[Stored items]
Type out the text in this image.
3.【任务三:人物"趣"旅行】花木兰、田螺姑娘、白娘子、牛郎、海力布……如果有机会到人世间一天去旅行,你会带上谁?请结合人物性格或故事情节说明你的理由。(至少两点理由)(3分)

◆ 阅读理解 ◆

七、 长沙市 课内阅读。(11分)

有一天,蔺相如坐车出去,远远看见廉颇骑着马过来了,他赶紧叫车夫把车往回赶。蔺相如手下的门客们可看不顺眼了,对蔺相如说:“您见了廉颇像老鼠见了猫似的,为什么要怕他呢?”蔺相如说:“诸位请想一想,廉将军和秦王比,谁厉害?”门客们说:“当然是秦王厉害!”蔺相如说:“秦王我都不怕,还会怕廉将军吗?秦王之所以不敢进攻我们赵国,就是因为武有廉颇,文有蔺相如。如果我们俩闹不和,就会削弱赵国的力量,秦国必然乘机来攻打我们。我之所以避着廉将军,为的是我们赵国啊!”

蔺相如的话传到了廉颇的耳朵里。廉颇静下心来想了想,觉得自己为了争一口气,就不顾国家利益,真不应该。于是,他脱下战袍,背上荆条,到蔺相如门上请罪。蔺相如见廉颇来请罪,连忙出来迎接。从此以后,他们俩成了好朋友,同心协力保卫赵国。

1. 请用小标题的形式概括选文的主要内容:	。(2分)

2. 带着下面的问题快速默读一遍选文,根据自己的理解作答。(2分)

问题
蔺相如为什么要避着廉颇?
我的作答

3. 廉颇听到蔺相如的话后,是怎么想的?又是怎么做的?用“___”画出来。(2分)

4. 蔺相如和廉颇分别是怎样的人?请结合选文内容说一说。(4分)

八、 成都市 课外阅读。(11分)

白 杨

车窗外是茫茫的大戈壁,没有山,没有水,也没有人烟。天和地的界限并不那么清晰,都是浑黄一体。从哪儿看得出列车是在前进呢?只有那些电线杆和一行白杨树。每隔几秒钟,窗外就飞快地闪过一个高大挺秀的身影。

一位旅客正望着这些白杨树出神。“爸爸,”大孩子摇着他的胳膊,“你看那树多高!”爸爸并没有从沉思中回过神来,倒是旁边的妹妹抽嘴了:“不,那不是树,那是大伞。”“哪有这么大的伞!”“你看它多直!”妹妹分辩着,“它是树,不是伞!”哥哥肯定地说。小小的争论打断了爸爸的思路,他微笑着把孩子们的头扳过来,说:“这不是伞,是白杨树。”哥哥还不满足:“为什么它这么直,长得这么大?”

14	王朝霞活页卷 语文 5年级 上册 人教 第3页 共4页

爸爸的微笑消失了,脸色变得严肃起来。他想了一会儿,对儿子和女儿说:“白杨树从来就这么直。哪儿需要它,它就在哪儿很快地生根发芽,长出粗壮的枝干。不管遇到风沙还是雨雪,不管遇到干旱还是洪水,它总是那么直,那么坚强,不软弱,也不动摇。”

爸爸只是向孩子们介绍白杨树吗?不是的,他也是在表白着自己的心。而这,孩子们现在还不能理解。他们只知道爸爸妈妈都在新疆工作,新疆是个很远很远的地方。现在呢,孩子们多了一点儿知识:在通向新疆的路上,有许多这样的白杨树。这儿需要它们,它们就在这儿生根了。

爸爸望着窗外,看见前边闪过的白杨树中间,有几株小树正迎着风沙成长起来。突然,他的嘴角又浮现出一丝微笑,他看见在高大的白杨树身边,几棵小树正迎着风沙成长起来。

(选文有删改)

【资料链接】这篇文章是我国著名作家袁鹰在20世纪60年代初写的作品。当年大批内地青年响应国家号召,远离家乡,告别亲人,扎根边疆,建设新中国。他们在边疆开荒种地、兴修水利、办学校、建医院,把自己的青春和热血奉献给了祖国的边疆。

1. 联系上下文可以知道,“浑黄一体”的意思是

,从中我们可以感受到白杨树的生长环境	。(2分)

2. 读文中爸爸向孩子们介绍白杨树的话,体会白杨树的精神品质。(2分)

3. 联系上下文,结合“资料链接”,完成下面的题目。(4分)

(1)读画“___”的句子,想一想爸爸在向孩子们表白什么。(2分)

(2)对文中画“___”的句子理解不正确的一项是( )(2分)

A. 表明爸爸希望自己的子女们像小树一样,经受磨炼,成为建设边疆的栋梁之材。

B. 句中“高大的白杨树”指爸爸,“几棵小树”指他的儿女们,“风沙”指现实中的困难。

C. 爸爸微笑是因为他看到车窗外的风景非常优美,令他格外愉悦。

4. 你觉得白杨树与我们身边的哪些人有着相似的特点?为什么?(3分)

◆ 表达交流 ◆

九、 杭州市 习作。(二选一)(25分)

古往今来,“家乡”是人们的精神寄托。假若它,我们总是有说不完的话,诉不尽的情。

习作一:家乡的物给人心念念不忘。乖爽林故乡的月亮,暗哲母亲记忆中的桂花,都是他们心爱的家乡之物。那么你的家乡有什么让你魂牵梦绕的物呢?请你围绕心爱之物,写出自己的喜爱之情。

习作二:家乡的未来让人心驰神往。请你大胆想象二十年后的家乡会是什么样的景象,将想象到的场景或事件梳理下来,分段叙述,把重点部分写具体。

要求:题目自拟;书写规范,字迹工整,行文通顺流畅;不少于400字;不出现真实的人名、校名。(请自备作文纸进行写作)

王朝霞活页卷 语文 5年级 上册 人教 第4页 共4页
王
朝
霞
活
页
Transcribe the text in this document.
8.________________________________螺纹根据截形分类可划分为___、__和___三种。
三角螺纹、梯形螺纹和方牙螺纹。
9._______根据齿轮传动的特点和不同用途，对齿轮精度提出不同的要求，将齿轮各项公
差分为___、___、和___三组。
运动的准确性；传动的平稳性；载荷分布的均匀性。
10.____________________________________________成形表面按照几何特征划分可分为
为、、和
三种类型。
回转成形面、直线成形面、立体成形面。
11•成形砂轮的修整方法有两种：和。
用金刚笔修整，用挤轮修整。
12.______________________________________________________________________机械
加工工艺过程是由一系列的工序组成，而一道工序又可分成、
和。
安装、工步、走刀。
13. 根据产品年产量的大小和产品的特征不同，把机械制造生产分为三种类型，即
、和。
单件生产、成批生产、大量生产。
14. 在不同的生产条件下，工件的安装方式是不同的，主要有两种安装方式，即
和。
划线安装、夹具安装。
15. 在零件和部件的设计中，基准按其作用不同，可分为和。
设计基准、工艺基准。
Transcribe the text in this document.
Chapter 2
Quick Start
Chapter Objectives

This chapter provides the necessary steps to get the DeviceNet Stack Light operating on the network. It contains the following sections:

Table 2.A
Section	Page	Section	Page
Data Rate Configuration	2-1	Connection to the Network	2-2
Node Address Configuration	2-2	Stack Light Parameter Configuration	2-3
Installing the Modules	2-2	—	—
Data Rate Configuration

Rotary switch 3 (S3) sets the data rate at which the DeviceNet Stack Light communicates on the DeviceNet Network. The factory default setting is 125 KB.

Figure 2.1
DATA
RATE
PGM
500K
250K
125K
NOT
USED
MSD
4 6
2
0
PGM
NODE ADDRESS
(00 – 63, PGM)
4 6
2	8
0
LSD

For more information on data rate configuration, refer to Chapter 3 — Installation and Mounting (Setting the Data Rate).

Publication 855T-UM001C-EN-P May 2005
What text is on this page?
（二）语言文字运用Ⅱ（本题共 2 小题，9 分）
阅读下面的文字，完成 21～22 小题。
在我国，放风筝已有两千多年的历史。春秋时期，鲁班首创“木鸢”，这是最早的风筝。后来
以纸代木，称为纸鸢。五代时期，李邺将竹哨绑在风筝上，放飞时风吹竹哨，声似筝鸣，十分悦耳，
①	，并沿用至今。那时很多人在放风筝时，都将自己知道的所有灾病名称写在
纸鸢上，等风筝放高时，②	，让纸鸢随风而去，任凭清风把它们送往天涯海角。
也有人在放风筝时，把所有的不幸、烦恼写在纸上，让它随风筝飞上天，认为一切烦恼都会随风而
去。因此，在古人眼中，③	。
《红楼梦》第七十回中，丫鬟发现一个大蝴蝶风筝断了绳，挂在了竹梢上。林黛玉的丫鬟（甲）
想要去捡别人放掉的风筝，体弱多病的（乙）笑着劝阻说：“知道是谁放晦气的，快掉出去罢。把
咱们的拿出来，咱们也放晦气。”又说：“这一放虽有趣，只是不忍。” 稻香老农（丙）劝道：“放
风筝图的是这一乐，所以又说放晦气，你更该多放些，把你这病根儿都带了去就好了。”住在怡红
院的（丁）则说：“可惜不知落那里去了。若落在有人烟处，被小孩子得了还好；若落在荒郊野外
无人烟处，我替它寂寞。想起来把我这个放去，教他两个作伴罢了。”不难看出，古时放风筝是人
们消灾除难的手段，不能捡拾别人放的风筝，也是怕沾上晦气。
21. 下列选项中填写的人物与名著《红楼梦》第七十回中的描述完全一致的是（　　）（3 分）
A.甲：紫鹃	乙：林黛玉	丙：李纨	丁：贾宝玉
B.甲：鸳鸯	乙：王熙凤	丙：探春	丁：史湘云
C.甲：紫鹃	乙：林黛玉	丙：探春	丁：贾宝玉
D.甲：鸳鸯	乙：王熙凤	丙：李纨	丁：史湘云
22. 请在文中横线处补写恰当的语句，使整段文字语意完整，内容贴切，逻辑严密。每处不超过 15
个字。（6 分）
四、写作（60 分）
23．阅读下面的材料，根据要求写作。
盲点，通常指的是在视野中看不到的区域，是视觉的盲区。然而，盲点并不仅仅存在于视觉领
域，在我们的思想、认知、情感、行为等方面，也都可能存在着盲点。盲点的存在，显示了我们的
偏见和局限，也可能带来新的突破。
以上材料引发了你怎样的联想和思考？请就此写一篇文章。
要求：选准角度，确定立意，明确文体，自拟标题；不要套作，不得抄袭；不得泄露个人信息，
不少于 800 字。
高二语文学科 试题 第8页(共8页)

→ **Instruction**
Go through the listing above and report how many of its lines contain the word "王朝霞活页卷", with only the number as output.

→ **Solution to the problem**
2